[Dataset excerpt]
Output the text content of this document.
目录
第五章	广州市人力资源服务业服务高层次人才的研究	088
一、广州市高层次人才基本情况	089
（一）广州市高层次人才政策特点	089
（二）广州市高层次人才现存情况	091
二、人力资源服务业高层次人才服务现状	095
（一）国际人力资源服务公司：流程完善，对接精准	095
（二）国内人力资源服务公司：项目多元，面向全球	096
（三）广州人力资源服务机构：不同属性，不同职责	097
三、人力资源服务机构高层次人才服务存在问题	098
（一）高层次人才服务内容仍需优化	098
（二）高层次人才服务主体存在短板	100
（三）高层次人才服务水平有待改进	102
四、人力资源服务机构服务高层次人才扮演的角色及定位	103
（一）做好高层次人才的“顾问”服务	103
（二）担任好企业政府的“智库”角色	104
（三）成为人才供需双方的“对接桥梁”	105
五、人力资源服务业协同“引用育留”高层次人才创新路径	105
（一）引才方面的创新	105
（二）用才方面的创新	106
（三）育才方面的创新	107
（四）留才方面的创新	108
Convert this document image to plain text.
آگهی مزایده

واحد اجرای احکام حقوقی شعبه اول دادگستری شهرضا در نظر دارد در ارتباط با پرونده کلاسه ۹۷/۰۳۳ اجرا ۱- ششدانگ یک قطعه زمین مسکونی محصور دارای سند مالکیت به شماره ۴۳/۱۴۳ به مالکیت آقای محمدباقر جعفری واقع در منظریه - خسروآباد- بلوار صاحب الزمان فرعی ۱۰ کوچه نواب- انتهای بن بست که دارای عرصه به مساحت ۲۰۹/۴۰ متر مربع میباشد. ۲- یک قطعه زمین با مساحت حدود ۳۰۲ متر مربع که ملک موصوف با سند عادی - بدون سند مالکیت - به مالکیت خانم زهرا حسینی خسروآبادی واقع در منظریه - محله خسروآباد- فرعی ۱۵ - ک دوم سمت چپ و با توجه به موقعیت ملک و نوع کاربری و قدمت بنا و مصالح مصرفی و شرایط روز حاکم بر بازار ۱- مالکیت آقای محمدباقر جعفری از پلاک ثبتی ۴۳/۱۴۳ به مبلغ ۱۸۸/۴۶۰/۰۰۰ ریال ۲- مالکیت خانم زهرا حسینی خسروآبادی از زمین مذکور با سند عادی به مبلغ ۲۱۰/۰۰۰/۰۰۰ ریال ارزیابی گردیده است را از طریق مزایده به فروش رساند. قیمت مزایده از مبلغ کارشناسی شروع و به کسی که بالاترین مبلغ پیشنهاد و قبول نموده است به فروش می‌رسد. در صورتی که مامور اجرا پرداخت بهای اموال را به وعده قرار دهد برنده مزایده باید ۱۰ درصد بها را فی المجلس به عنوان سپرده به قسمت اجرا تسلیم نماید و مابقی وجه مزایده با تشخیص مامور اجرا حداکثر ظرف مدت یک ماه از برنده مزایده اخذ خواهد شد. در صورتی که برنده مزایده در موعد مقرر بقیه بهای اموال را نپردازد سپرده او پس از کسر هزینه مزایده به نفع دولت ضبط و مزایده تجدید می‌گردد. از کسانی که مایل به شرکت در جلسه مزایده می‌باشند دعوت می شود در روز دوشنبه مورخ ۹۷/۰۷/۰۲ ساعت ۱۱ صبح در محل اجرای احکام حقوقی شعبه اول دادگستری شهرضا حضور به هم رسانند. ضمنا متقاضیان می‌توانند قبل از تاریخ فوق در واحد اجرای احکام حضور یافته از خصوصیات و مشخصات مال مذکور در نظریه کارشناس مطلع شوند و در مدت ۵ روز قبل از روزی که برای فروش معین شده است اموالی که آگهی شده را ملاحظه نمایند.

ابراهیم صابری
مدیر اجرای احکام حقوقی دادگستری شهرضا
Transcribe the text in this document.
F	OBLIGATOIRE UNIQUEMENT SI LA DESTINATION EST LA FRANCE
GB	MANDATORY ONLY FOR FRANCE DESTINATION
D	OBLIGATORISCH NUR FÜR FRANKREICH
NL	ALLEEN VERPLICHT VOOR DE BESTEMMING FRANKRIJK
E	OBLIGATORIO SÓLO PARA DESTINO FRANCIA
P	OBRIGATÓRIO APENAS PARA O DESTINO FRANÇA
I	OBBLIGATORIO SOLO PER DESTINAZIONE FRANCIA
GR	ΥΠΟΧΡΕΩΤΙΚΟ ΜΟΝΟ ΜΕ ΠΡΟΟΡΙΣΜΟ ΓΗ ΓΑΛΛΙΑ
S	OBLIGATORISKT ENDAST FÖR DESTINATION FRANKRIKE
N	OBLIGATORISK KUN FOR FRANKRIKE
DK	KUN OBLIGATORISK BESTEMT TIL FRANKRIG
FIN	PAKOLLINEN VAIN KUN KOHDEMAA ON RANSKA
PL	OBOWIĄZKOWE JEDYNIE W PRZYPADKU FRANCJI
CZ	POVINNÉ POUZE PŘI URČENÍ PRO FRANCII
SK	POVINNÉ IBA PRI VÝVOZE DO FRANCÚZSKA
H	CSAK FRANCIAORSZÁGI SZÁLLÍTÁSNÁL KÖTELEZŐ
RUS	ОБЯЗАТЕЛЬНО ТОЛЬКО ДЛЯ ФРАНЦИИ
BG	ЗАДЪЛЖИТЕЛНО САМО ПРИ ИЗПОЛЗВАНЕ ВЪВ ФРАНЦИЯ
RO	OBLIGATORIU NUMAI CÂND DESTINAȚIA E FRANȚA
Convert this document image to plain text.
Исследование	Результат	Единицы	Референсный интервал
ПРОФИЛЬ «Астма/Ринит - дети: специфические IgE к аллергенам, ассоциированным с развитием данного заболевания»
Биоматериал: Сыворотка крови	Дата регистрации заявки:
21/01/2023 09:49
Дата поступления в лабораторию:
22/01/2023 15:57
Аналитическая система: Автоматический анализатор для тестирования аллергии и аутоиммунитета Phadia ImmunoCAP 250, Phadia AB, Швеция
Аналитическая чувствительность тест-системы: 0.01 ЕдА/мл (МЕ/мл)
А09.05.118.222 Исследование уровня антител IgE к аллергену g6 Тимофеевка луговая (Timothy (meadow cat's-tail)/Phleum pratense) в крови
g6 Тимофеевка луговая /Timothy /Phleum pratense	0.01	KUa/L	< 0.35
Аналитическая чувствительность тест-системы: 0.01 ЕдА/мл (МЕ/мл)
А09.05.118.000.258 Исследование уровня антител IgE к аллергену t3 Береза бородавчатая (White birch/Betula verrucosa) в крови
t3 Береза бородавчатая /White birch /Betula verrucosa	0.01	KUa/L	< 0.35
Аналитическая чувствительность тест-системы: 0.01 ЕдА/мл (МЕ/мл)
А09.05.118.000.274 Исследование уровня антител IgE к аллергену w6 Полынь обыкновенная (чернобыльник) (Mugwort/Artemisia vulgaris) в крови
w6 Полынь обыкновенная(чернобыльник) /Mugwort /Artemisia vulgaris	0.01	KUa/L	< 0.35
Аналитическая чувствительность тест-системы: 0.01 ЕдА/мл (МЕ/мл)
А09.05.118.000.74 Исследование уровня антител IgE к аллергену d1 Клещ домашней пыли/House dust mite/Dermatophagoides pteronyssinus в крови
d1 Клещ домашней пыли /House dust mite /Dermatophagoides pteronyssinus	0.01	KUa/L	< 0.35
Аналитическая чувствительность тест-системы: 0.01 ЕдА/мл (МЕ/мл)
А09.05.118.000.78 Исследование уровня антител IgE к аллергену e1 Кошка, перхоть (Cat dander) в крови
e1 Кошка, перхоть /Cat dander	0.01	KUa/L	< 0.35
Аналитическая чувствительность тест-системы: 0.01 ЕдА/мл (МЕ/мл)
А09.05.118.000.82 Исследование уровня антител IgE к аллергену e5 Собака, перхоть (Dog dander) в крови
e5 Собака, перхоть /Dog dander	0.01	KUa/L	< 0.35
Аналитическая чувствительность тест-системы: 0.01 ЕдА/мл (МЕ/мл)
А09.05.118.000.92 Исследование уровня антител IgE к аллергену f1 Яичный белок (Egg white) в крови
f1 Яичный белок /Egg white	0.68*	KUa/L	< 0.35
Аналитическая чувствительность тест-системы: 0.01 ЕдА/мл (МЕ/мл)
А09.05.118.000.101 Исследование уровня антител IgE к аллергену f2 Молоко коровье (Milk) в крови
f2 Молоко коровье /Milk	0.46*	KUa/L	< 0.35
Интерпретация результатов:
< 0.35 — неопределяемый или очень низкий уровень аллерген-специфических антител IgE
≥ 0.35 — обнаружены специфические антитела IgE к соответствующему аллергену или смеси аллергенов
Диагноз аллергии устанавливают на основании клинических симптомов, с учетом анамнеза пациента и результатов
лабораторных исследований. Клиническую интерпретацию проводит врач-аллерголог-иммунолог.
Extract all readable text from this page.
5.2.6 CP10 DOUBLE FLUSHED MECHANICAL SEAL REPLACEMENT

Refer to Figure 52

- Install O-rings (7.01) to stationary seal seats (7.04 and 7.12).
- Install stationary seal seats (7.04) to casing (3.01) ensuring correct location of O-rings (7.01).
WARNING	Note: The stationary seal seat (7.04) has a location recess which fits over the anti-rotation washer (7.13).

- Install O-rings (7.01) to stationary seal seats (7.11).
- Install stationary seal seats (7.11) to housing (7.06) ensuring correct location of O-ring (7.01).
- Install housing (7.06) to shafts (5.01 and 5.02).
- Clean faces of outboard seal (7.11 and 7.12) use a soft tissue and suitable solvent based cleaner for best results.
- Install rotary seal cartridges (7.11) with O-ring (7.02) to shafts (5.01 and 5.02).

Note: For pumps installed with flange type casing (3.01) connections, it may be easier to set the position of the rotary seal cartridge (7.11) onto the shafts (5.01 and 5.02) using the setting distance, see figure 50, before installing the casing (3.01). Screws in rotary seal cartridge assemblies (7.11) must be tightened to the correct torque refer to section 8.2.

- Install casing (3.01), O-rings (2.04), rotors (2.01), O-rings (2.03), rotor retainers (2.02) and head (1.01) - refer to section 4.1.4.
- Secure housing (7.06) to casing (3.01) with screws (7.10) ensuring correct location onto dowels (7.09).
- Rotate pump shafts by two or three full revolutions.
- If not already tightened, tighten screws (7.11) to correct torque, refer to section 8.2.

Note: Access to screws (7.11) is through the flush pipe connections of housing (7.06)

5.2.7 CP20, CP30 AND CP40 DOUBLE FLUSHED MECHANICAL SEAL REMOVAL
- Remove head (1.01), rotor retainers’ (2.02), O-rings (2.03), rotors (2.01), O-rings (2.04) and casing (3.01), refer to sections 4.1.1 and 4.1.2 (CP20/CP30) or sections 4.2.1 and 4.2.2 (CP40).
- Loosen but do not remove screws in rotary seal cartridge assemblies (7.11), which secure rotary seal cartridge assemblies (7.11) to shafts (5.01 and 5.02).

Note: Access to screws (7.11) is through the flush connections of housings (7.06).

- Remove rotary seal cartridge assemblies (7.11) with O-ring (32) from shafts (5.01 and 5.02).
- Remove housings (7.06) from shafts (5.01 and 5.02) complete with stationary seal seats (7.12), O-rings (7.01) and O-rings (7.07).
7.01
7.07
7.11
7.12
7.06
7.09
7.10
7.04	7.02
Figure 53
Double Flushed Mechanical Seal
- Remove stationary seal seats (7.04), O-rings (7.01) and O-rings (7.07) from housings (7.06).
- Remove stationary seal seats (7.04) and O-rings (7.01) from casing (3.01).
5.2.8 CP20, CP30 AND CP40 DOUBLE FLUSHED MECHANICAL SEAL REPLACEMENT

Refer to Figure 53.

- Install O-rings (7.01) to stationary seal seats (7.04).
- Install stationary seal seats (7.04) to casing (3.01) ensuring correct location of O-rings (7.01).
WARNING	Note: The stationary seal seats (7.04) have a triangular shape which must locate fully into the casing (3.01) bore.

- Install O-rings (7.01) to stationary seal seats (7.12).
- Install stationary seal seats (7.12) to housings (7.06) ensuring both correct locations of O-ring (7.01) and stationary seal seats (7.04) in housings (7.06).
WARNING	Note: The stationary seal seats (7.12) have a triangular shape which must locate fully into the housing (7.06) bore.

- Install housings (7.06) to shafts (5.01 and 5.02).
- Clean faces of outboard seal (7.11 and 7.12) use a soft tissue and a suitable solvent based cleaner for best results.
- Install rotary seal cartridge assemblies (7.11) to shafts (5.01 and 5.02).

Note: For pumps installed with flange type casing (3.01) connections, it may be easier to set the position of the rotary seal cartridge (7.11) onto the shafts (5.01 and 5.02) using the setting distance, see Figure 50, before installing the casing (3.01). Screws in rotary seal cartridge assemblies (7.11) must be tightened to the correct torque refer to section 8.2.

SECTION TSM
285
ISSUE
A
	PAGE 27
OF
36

__The problem__. Track down every line with the word "document" and copy it.

__Answer to this task__.
Output the text content of this document.
Convert this document image to plain text.
Transcribe the text in this document.
Convert this document image to plain text.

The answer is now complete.